**Work required**.
Give the items below as a numbered list, from their first line through the line containing "row-label-gift-money: 礼金 —", skipping any blank lines.

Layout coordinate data
=-=-=-=-=
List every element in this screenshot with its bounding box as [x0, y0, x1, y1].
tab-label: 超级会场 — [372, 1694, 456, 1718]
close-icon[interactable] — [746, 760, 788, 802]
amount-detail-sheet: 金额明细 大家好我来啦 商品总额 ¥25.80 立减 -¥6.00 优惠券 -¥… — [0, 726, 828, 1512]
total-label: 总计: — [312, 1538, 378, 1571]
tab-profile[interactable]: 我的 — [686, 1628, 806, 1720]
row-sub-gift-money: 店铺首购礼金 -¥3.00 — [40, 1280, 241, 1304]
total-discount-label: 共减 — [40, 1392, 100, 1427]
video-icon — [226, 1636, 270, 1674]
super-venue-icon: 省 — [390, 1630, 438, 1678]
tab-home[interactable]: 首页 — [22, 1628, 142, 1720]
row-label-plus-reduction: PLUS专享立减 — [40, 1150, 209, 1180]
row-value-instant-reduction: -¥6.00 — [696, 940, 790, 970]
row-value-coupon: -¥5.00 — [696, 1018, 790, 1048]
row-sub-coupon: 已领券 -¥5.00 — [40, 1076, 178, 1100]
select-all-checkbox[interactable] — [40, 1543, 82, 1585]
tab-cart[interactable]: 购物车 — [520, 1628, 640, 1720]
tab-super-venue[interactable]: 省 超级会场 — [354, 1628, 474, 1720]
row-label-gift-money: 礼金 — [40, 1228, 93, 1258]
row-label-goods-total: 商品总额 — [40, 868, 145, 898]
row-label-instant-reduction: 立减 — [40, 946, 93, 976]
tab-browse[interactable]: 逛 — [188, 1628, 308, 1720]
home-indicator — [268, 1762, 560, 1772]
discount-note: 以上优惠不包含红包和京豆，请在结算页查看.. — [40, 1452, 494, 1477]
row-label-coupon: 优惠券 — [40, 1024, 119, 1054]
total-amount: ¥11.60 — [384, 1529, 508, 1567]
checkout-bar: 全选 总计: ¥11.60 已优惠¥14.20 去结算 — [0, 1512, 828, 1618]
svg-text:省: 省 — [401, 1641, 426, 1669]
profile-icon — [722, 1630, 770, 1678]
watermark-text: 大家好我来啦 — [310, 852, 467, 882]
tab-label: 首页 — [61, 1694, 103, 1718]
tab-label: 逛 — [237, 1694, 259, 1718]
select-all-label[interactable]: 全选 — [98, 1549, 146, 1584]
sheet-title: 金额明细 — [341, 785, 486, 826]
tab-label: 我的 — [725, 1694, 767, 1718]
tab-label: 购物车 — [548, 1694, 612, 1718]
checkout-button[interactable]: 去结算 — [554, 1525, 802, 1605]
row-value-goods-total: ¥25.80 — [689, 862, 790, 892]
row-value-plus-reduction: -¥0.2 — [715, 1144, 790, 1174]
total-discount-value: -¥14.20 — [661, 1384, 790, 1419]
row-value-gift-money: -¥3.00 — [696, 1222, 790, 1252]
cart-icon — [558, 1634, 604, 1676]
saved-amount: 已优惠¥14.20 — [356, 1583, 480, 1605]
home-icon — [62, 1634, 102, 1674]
=-=-=-=-=
**Response to this task**.
1. List every element in this screenshot with its bounding box as [x0, y0, x1, y1].
2. tab-label: 超级会场 — [372, 1694, 456, 1718]
3. close-icon[interactable] — [746, 760, 788, 802]
4. amount-detail-sheet: 金额明细 大家好我来啦 商品总额 ¥25.80 立减 -¥6.00 优惠券 -¥… — [0, 726, 828, 1512]
5. total-label: 总计: — [312, 1538, 378, 1571]
6. tab-profile[interactable]: 我的 — [686, 1628, 806, 1720]
7. row-sub-gift-money: 店铺首购礼金 -¥3.00 — [40, 1280, 241, 1304]
8. total-discount-label: 共减 — [40, 1392, 100, 1427]
9. video-icon — [226, 1636, 270, 1674]
10. super-venue-icon: 省 — [390, 1630, 438, 1678]
11. tab-home[interactable]: 首页 — [22, 1628, 142, 1720]
12. row-label-plus-reduction: PLUS专享立减 — [40, 1150, 209, 1180]
13. row-value-instant-reduction: -¥6.00 — [696, 940, 790, 970]
14. row-value-coupon: -¥5.00 — [696, 1018, 790, 1048]
15. row-sub-coupon: 已领券 -¥5.00 — [40, 1076, 178, 1100]
16. select-all-checkbox[interactable] — [40, 1543, 82, 1585]
17. tab-cart[interactable]: 购物车 — [520, 1628, 640, 1720]
18. tab-super-venue[interactable]: 省 超级会场 — [354, 1628, 474, 1720]
19. row-label-gift-money: 礼金 — [40, 1228, 93, 1258]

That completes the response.